Directions> Set down the whole listing verbatim.

Material for the task>
• • • •

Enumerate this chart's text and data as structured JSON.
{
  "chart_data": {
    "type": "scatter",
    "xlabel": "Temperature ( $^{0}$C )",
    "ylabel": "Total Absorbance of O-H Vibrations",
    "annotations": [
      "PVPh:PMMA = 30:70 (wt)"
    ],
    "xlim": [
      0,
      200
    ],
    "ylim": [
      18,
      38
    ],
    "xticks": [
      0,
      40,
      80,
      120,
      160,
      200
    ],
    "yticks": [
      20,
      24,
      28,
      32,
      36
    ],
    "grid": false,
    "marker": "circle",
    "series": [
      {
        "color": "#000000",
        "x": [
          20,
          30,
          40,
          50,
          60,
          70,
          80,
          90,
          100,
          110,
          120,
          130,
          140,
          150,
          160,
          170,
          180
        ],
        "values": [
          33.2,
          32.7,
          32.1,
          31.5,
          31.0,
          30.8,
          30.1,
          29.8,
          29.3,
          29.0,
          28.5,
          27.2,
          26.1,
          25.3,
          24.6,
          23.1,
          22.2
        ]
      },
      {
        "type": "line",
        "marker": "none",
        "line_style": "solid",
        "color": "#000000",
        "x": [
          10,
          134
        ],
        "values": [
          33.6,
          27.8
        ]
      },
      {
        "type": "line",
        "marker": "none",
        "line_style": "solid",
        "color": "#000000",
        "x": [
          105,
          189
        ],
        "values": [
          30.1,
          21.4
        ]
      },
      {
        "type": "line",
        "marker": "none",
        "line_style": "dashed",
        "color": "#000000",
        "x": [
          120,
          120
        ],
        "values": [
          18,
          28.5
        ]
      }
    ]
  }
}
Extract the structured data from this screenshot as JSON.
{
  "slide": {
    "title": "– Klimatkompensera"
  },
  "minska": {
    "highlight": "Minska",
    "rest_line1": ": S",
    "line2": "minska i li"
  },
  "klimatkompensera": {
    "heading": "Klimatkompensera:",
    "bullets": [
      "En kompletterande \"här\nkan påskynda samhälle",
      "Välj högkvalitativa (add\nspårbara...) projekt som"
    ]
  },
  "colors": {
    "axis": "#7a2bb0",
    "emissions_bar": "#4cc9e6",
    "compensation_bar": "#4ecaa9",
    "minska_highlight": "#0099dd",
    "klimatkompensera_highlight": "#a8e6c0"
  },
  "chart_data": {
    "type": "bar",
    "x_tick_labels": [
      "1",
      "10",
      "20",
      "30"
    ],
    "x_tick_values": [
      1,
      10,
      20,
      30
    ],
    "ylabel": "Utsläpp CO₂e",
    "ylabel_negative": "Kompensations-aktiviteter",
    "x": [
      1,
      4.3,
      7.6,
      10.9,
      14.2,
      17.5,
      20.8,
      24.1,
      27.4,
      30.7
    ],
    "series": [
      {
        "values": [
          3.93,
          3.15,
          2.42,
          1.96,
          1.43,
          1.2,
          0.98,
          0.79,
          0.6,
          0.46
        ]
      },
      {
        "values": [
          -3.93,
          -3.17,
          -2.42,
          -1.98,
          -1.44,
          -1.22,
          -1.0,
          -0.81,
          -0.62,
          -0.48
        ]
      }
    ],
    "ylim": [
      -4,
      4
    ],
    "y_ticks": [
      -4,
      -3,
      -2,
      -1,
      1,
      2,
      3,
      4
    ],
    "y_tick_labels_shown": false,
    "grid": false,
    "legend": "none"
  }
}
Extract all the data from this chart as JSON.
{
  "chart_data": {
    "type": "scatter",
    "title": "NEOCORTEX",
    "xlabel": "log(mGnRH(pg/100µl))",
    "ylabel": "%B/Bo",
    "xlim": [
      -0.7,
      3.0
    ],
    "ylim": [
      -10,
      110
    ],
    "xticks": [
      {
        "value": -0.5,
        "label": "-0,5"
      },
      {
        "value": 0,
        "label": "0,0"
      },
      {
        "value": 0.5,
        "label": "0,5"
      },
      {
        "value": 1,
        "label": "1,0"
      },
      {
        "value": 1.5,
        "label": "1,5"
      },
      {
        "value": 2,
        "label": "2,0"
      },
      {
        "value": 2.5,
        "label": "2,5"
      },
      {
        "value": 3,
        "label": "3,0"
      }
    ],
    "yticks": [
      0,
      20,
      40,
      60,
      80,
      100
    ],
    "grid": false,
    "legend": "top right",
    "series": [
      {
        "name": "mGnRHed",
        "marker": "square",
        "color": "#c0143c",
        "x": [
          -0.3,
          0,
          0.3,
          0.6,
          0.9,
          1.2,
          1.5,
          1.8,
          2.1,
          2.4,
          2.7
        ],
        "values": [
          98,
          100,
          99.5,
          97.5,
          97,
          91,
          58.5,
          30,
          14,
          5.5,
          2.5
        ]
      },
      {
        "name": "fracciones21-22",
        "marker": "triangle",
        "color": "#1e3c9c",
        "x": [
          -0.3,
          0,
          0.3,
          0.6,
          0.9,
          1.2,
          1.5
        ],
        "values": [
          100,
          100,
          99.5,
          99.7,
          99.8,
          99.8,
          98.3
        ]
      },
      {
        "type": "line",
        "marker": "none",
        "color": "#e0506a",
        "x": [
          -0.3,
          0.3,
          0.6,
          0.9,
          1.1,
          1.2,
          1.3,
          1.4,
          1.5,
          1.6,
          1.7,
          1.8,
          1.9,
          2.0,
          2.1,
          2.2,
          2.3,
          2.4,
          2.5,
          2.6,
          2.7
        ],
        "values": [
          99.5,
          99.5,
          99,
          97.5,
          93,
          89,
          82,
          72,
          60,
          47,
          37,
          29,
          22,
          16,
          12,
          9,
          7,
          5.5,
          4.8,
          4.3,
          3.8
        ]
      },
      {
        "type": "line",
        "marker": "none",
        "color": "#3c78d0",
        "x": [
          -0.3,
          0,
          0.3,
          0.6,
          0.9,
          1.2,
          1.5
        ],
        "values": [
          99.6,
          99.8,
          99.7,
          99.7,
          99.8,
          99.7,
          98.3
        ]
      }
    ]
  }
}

• • • •

Output of the task>
Enumerate this chart's text and data as structured JSON.
{
  "chart_data": {
    "type": "scatter",
    "xlabel": "Temperature ( $^{0}$C )",
    "ylabel": "Total Absorbance of O-H Vibrations",
    "annotations": [
      "PVPh:PMMA = 30:70 (wt)"
    ],
    "xlim": [
      0,
      200
    ],
    "ylim": [
      18,
      38
    ],
    "xticks": [
      0,
      40,
      80,
      120,
      160,
      200
    ],
    "yticks": [
      20,
      24,
      28,
      32,
      36
    ],
    "grid": false,
    "marker": "circle",
    "series": [
      {
        "color": "#000000",
        "x": [
          20,
          30,
          40,
          50,
          60,
          70,
          80,
          90,
          100,
          110,
          120,
          130,
          140,
          150,
          160,
          170,
          180
        ],
        "values": [
          33.2,
          32.7,
          32.1,
          31.5,
          31.0,
          30.8,
          30.1,
          29.8,
          29.3,
          29.0,
          28.5,
          27.2,
          26.1,
          25.3,
          24.6,
          23.1,
          22.2
        ]
      },
      {
        "type": "line",
        "marker": "none",
        "line_style": "solid",
        "color": "#000000",
        "x": [
          10,
          134
        ],
        "values": [
          33.6,
          27.8
        ]
      },
      {
        "type": "line",
        "marker": "none",
        "line_style": "solid",
        "color": "#000000",
        "x": [
          105,
          189
        ],
        "values": [
          30.1,
          21.4
        ]
      },
      {
        "type": "line",
        "marker": "none",
        "line_style": "dashed",
        "color": "#000000",
        "x": [
          120,
          120
        ],
        "values": [
          18,
          28.5
        ]
      }
    ]
  }
}
Extract the structured data from this screenshot as JSON.
{
  "slide": {
    "title": "– Klimatkompensera"
  },
  "minska": {
    "highlight": "Minska",
    "rest_line1": ": S",
    "line2": "minska i li"
  },
  "klimatkompensera": {
    "heading": "Klimatkompensera:",
    "bullets": [
      "En kompletterande \"här\nkan påskynda samhälle",
      "Välj högkvalitativa (add\nspårbara...) projekt som"
    ]
  },
  "colors": {
    "axis": "#7a2bb0",
    "emissions_bar": "#4cc9e6",
    "compensation_bar": "#4ecaa9",
    "minska_highlight": "#0099dd",
    "klimatkompensera_highlight": "#a8e6c0"
  },
  "chart_data": {
    "type": "bar",
    "x_tick_labels": [
      "1",
      "10",
      "20",
      "30"
    ],
    "x_tick_values": [
      1,
      10,
      20,
      30
    ],
    "ylabel": "Utsläpp CO₂e",
    "ylabel_negative": "Kompensations-aktiviteter",
    "x": [
      1,
      4.3,
      7.6,
      10.9,
      14.2,
      17.5,
      20.8,
      24.1,
      27.4,
      30.7
    ],
    "series": [
      {
        "values": [
          3.93,
          3.15,
          2.42,
          1.96,
          1.43,
          1.2,
          0.98,
          0.79,
          0.6,
          0.46
        ]
      },
      {
        "values": [
          -3.93,
          -3.17,
          -2.42,
          -1.98,
          -1.44,
          -1.22,
          -1.0,
          -0.81,
          -0.62,
          -0.48
        ]
      }
    ],
    "ylim": [
      -4,
      4
    ],
    "y_ticks": [
      -4,
      -3,
      -2,
      -1,
      1,
      2,
      3,
      4
    ],
    "y_tick_labels_shown": false,
    "grid": false,
    "legend": "none"
  }
}
Extract all the data from this chart as JSON.
{
  "chart_data": {
    "type": "scatter",
    "title": "NEOCORTEX",
    "xlabel": "log(mGnRH(pg/100µl))",
    "ylabel": "%B/Bo",
    "xlim": [
      -0.7,
      3.0
    ],
    "ylim": [
      -10,
      110
    ],
    "xticks": [
      {
        "value": -0.5,
        "label": "-0,5"
      },
      {
        "value": 0,
        "label": "0,0"
      },
      {
        "value": 0.5,
        "label": "0,5"
      },
      {
        "value": 1,
        "label": "1,0"
      },
      {
        "value": 1.5,
        "label": "1,5"
      },
      {
        "value": 2,
        "label": "2,0"
      },
      {
        "value": 2.5,
        "label": "2,5"
      },
      {
        "value": 3,
        "label": "3,0"
      }
    ],
    "yticks": [
      0,
      20,
      40,
      60,
      80,
      100
    ],
    "grid": false,
    "legend": "top right",
    "series": [
      {
        "name": "mGnRHed",
        "marker": "square",
        "color": "#c0143c",
        "x": [
          -0.3,
          0,
          0.3,
          0.6,
          0.9,
          1.2,
          1.5,
          1.8,
          2.1,
          2.4,
          2.7
        ],
        "values": [
          98,
          100,
          99.5,
          97.5,
          97,
          91,
          58.5,
          30,
          14,
          5.5,
          2.5
        ]
      },
      {
        "name": "fracciones21-22",
        "marker": "triangle",
        "color": "#1e3c9c",
        "x": [
          -0.3,
          0,
          0.3,
          0.6,
          0.9,
          1.2,
          1.5
        ],
        "values": [
          100,
          100,
          99.5,
          99.7,
          99.8,
          99.8,
          98.3
        ]
      },
      {
        "type": "line",
        "marker": "none",
        "color": "#e0506a",
        "x": [
          -0.3,
          0.3,
          0.6,
          0.9,
          1.1,
          1.2,
          1.3,
          1.4,
          1.5,
          1.6,
          1.7,
          1.8,
          1.9,
          2.0,
          2.1,
          2.2,
          2.3,
          2.4,
          2.5,
          2.6,
          2.7
        ],
        "values": [
          99.5,
          99.5,
          99,
          97.5,
          93,
          89,
          82,
          72,
          60,
          47,
          37,
          29,
          22,
          16,
          12,
          9,
          7,
          5.5,
          4.8,
          4.3,
          3.8
        ]
      },
      {
        "type": "line",
        "marker": "none",
        "color": "#3c78d0",
        "x": [
          -0.3,
          0,
          0.3,
          0.6,
          0.9,
          1.2,
          1.5
        ],
        "values": [
          99.6,
          99.8,
          99.7,
          99.7,
          99.8,
          99.7,
          98.3
        ]
      }
    ]
  }
}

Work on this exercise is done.